# Credits to

[1] https://www.kaggle.com/mayer79/m5-forecast-keras-with-categorical-embeddings-v2 

[2] https://www.kaggle.com/ragnar123/very-fst-model

[3] https://www.kaggle.com/mayer79/m5-forecast-poisson-loss

[4] https://www.kaggle.com/lnovakovi/copy-m5-darker-magic-difflgbm

# Libraries

In [None]:
import warnings
warnings.filterwarnings('ignore')
import pandas as pd
import numpy as np
import gc
import os
from tqdm.notebook import tqdm
import matplotlib.pyplot as plt
from sklearn.preprocessing import OrdinalEncoder
import time
import pickle
import lightgbm as lgb
from sklearn.ensemble import RandomForestRegressor
from sklearn.ensemble import AdaBoostRegressor
import lightgbm as lgb
import xgboost as xgb
from sklearn.metrics import mean_squared_error
from sklearn.metrics import mean_squared_log_error
from sklearn.metrics import mean_poisson_deviance

import os, sys, gc, time, warnings, pickle, psutil, random

# custom imports
from multiprocessing import Pool        # Multiprocess Runs

warnings.filterwarnings('ignore')

# Reduce Memory Usage 

Run this function on dataframes to reduce the memory usage.

In [None]:
'''
Got from: [1]
'''
def reduce_mem_usage(df, verbose=True):
    numerics = ['int16', 'int32', 'int64', 'float16', 'float32', 'float64']
    start_mem = df.memory_usage().sum() / 1024**2    
    for col in df.columns:
        col_type = df[col].dtypes
        if col_type in numerics:
            c_min = df[col].min()
            c_max = df[col].max()
            if str(col_type)[:3] == 'int':
                if c_min > np.iinfo(np.int8).min and c_max < np.iinfo(np.int8).max:
                    df[col] = df[col].astype(np.int8)

------

[SET EXERCISE 1] Please locate each line in the rows below that contains the string "icon" and copy it out.
The M5 forecasting notebook above has no connection to the rows below.

Image-based layout entries:
------

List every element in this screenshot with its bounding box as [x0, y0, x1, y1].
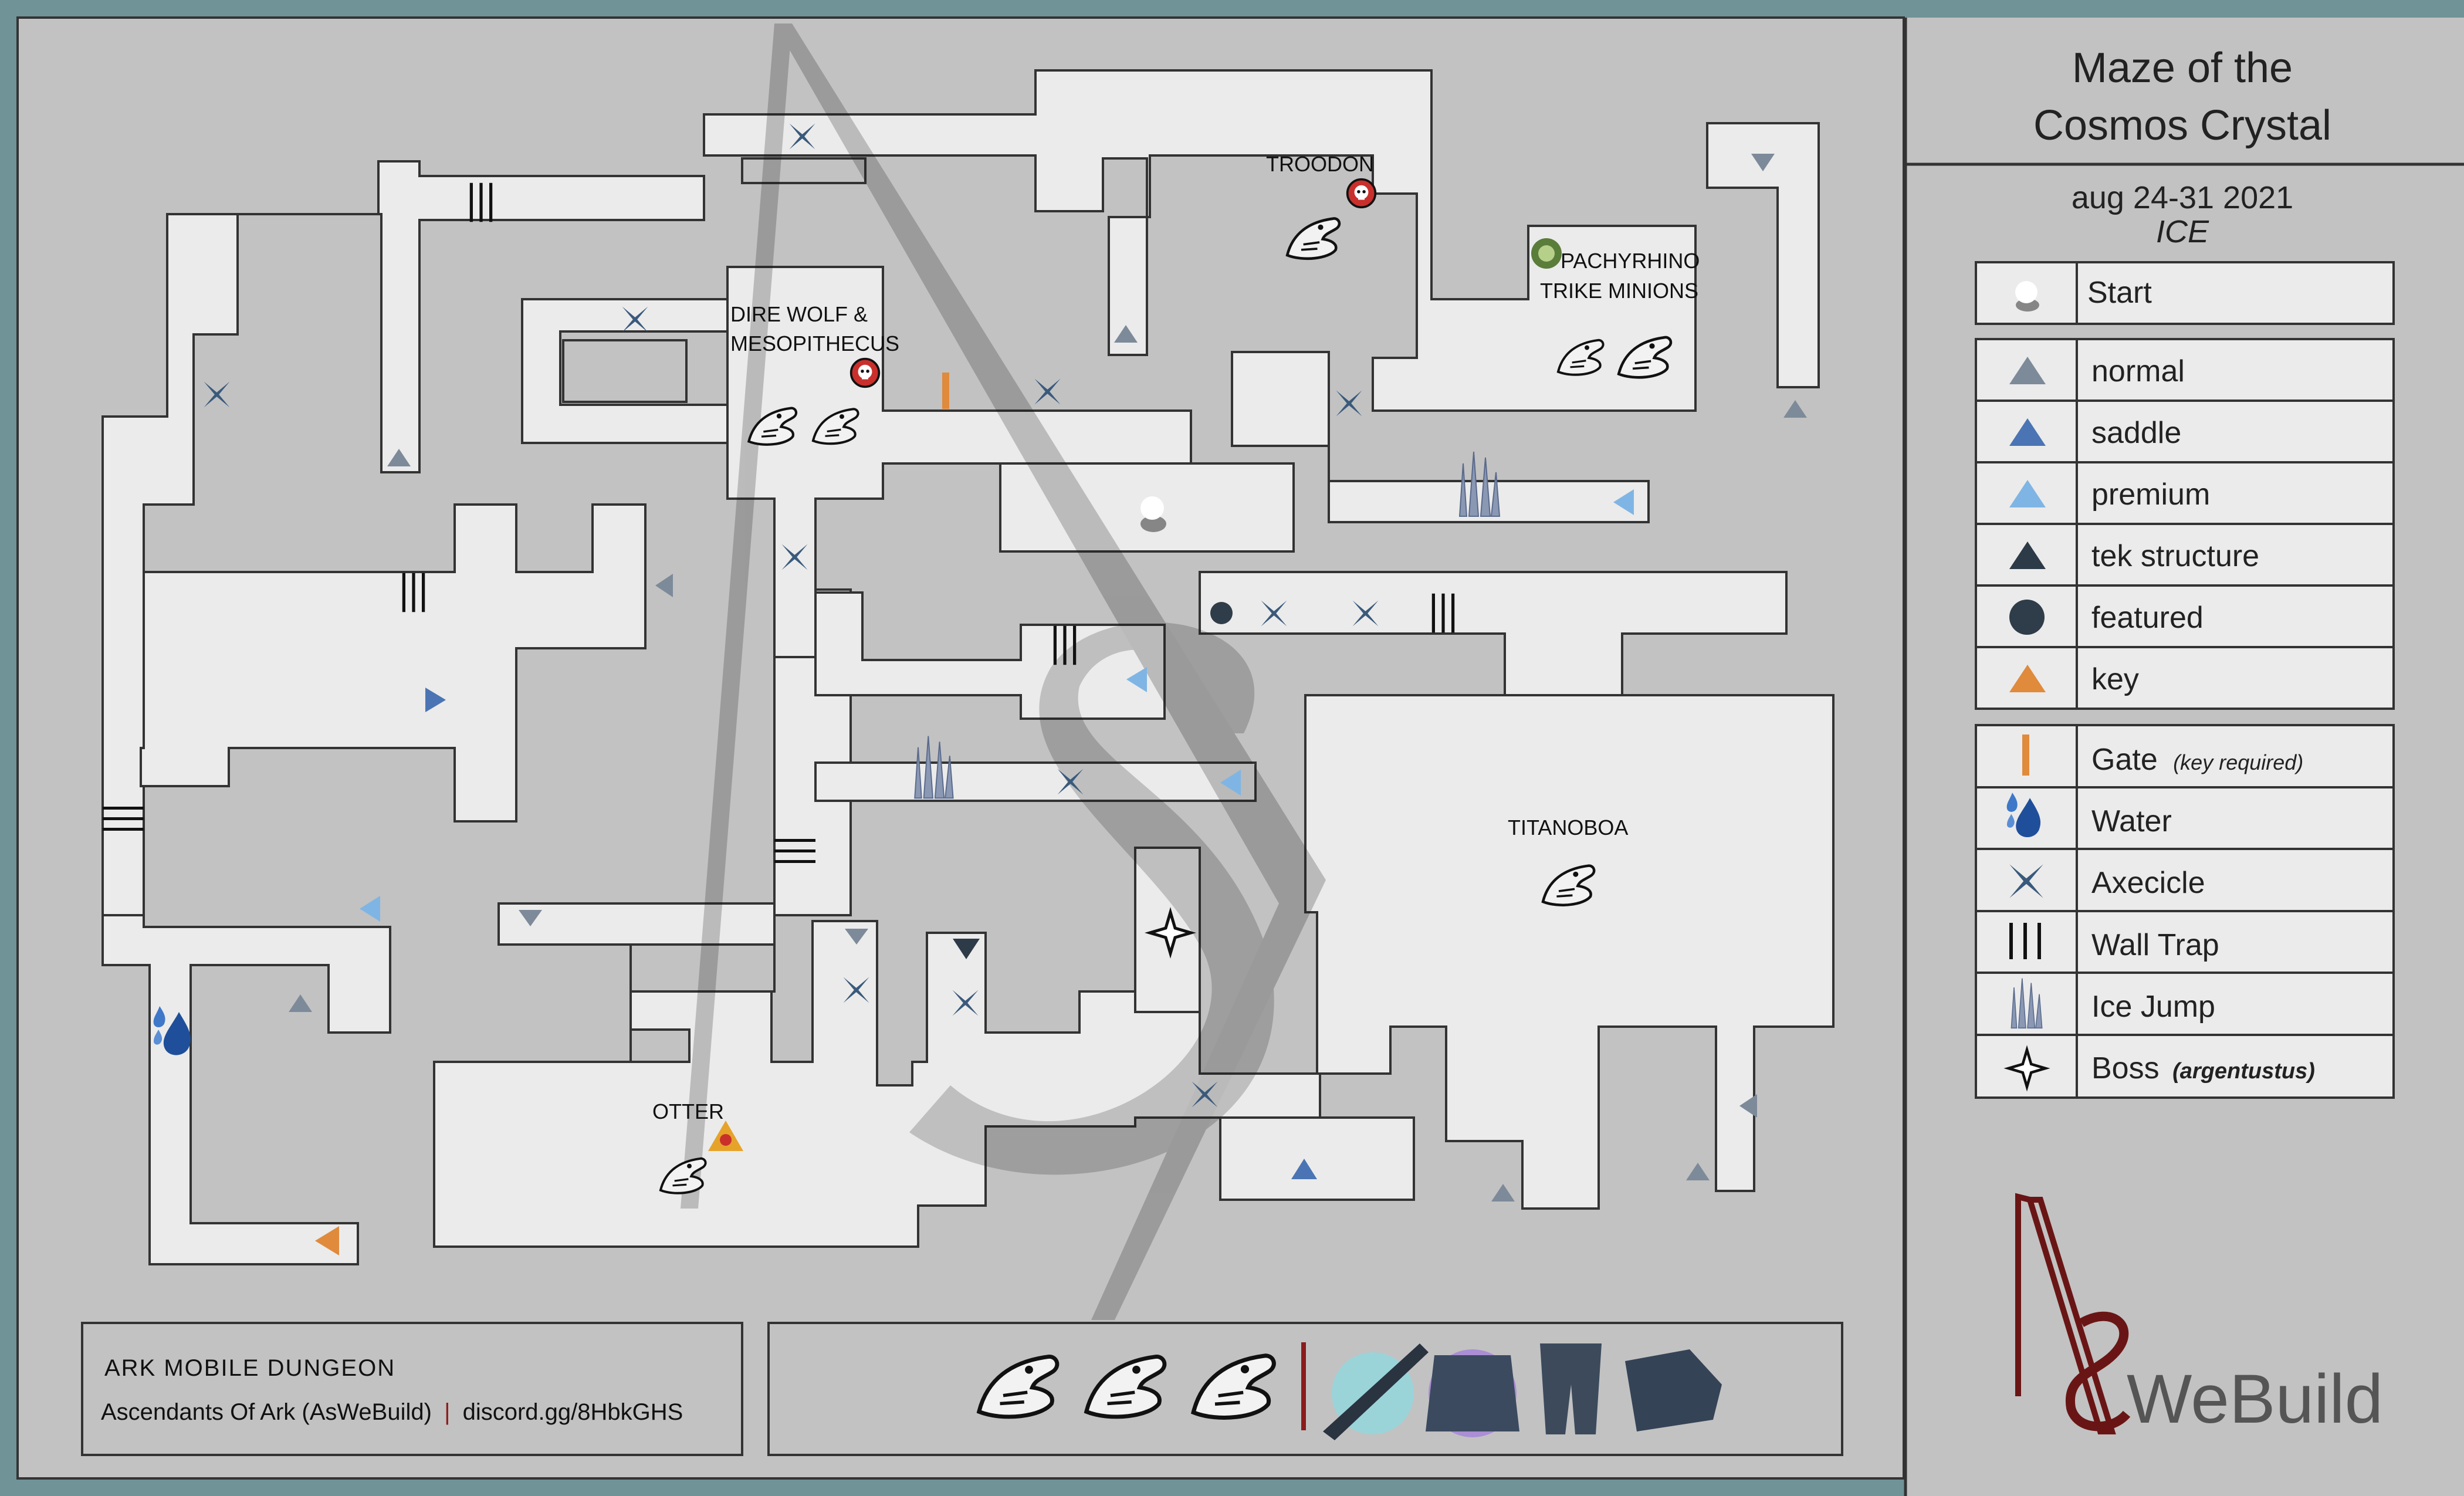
- legend-axecicle-label: Axecicle: [2091, 866, 2205, 900]
- wall-block: [741, 157, 867, 184]
- normal-chest-marker: [1114, 325, 1138, 343]
- legend-normal-label: normal: [2091, 354, 2185, 388]
- legend-key-label: key: [2091, 662, 2139, 696]
- saddle-chest-marker: [1291, 1159, 1317, 1179]
- start-legend-marker: [2015, 281, 2039, 312]
- tek-leggings-icon: [1540, 1343, 1602, 1434]
- wall-trap-legend-icon: [2009, 923, 2041, 959]
- legend-gate-label: Gate (key required): [2091, 743, 2303, 777]
- troodon-label: TROODON: [1266, 152, 1374, 176]
- pachyrhino-icon: [1531, 238, 1562, 269]
- featured-legend-marker: [2009, 600, 2045, 635]
- legend-start-label: Start: [2087, 276, 2152, 310]
- maze-corridors: [101, 69, 1835, 1265]
- rewards-divider: [1301, 1342, 1306, 1430]
- normal-chest-marker: [1491, 1184, 1515, 1201]
- featured-marker: [1210, 602, 1233, 624]
- corridor: [1219, 1116, 1415, 1201]
- premium-chest-marker: [360, 896, 380, 922]
- legend-saddle-label: saddle: [2091, 416, 2181, 450]
- legend-gate-note: (key required): [2173, 750, 2303, 774]
- corridor: [1231, 351, 1650, 523]
- saddle-chest-marker: [425, 688, 446, 712]
- premium-chest-marker: [1126, 667, 1147, 692]
- saddle-legend-marker: [2009, 418, 2046, 446]
- tek-structure-legend-marker: [2009, 541, 2046, 569]
- premium-legend-marker: [2009, 480, 2046, 507]
- skull-badge-icon: [1346, 178, 1377, 209]
- maze-walls: [562, 157, 867, 1063]
- watermark: [681, 23, 1326, 1320]
- normal-chest-marker: [387, 449, 411, 466]
- discord-link[interactable]: discord.gg/8HbkGHS: [463, 1399, 683, 1425]
- normal-chest-marker: [1783, 400, 1807, 418]
- normal-chest-marker: [289, 994, 312, 1012]
- skull-badge-icon: [849, 357, 881, 388]
- legend-boss-text: Boss: [2091, 1051, 2160, 1085]
- chest-markers: [289, 154, 1807, 1255]
- corridor: [1706, 122, 1820, 388]
- corridor: [433, 902, 1321, 1248]
- legend-ice-jump-label: Ice Jump: [2091, 990, 2215, 1024]
- premium-chest-marker: [1220, 770, 1241, 796]
- normal-chest-marker: [1739, 1094, 1757, 1118]
- legend-wall-trap-label: Wall Trap: [2091, 928, 2219, 962]
- tek-rifle-icon: [1323, 1343, 1429, 1440]
- legend-tek-structure-label: tek structure: [2091, 539, 2259, 573]
- wall-block: [562, 339, 688, 403]
- corridor: [814, 761, 1257, 802]
- gate-icon: [942, 373, 949, 409]
- mesopithecus-label: MESOPITHECUS: [730, 331, 899, 356]
- wall-block: [629, 1028, 691, 1063]
- normal-chest-marker: [1751, 154, 1775, 171]
- tek-structure-marker: [953, 939, 980, 959]
- footer-credit: Ascendants Of Ark (AsWeBuild): [101, 1399, 432, 1425]
- footer-heading: ARK MOBILE DUNGEON: [104, 1355, 395, 1381]
- wall-trap-icon: [103, 807, 815, 863]
- aswebuild-logo-text: WeBuild: [2127, 1360, 2383, 1438]
- legend-boss-label: Boss (argentustus): [2091, 1051, 2315, 1085]
- normal-chest-marker: [1686, 1163, 1710, 1180]
- pachyrhino-label: PACHYRHINO: [1561, 249, 1700, 273]
- corridor: [521, 298, 729, 444]
- aswebuild-logo: WeBuild: [2015, 1193, 2383, 1438]
- map-title-line2: Cosmos Crystal: [2033, 102, 2331, 149]
- legend: [1975, 261, 2395, 1099]
- normal-chest-marker: [845, 929, 868, 945]
- corridor: [726, 266, 1192, 658]
- legend-boss-note: (argentustus): [2172, 1059, 2315, 1084]
- key-chest-marker: [315, 1226, 339, 1255]
- legend-featured-label: featured: [2091, 601, 2204, 635]
- wall-block: [629, 943, 776, 993]
- trike-minions-label: TRIKE MINIONS: [1540, 279, 1698, 303]
- tek-boots-icon: [1625, 1349, 1722, 1431]
- gate-legend-icon: [2022, 735, 2029, 776]
- footer-credit-line: Ascendants Of Ark (AsWeBuild) | discord.…: [101, 1399, 683, 1425]
- legend-gate-text: Gate: [2091, 743, 2158, 777]
- map-title-line1: Maze of the: [2072, 45, 2293, 92]
- legend-water-label: Water: [2091, 804, 2172, 838]
- event-dates: aug 24-31 2021: [2072, 180, 2293, 215]
- footer-info-box: [81, 1322, 743, 1456]
- dire-wolf-label: DIRE WOLF &: [730, 302, 868, 326]
- event-theme: ICE: [2156, 214, 2209, 249]
- otter-label: OTTER: [652, 1099, 724, 1123]
- tek-chestpiece-icon: [1426, 1349, 1519, 1437]
- start-marker: [1140, 496, 1166, 532]
- corridor: [140, 503, 647, 823]
- normal-chest-marker: [519, 910, 542, 926]
- legend-premium-label: premium: [2091, 478, 2210, 512]
- corridor: [101, 914, 391, 1265]
- footer-separator: |: [444, 1399, 450, 1425]
- featured-badge-icon: [708, 1121, 743, 1151]
- premium-chest-marker: [1613, 489, 1634, 515]
- key-legend-marker: [2009, 665, 2046, 692]
- normal-legend-marker: [2009, 357, 2046, 384]
- titanoboa-label: TITANOBOA: [1508, 815, 1628, 840]
- normal-chest-marker: [655, 574, 673, 597]
- corridor: [814, 591, 1166, 720]
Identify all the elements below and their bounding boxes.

------

[SET EXERCISE 2] Proceed with the M5 forecasting notebook above, picking up right after its last line.

[FINAL ANSWER 1]
- tek-leggings-icon: [1540, 1343, 1602, 1434]
- wall-trap-legend-icon: [2009, 923, 2041, 959]
- pachyrhino-icon: [1531, 238, 1562, 269]
- skull-badge-icon: [1346, 178, 1377, 209]
- skull-badge-icon: [849, 357, 881, 388]
- tek-rifle-icon: [1323, 1343, 1429, 1440]
- gate-icon: [942, 373, 949, 409]
- wall-trap-icon: [103, 807, 815, 863]
- tek-boots-icon: [1625, 1349, 1722, 1431]
- gate-legend-icon: [2022, 735, 2029, 776]
- tek-chestpiece-icon: [1426, 1349, 1519, 1437]
- featured-badge-icon: [708, 1121, 743, 1151]

[FINAL ANSWER 2]
                elif c_min > np.iinfo(np.int16).min and c_max < np.iinfo(np.int16).max:
                    df[col] = df[col].astype(np.int16)
                elif c_min > np.iinfo(np.int32).min and c_max < np.iinfo(np.int32).max:
                    df[col] = df[col].astype(np.int32)
                elif c_min > np.iinfo(np.int64).min and c_max < np.iinfo(np.int64).max:
                    df[col] = df[col].astype(np.int64)  
            else:
                if c_min > np.finfo(np.float16).min and c_max < np.finfo(np.float16).max:
                    df[col] = df[col].astype(np.float16)
                elif c_min > np.finfo(np.float32).min and c_max < np.finfo(np.float32).max:
                    df[col] = df[col].astype(np.float32)
                else:
                    df[col] = df[col].astype(np.float64)    
    end_mem = df.memory_usage().sum() / 1024**2
    if verbose: print('Mem. usage decreased to {:5.2f} Mb ({:.1f}% reduction)'.format(end_mem, 100 * (start_mem - end_mem) / start_mem))
    return df

# Upload data

In [None]:

'''
Got from: [1]
'''
'''
path = "../input/m5-forecasting-accuracy"

calendar = pd.read_csv(os.path.join(path, "calendar.csv"))
selling_prices = pd.read_csv(os.path.join(path, "sell_prices.csv"))
sample_submission = pd.read_csv(os.path.join(path, "sample_submission.csv"))
sales = pd.read_csv(os.path.join(path, "sales_train_validation.csv"))
'''

# Helper functions from [4]

* Get data by store - the function in which we upload our dataframe with features 
* Get base test - the function that returns preprocessed test set-  it has all the features that author of [4] created (rolling means 7 ... 60 I think, lag features, mean encoding etc). We can always drop the features we don't want to use 


In [None]:
#################################################################################
## Seeder
# :seed to make all processes deterministic     # type: int
def seed_everything(seed=0):
    random.seed(seed)
    np.random.seed(seed)

    
## Multiprocess Runs
def df_parallelize_run(func, t_split):
    num_cores = np.min([N_CORES,len(t_split)])
    pool = Pool(num_cores)
    df = pd.concat(pool.map(func, t_split), axis=1)
    pool.close()
    pool.join()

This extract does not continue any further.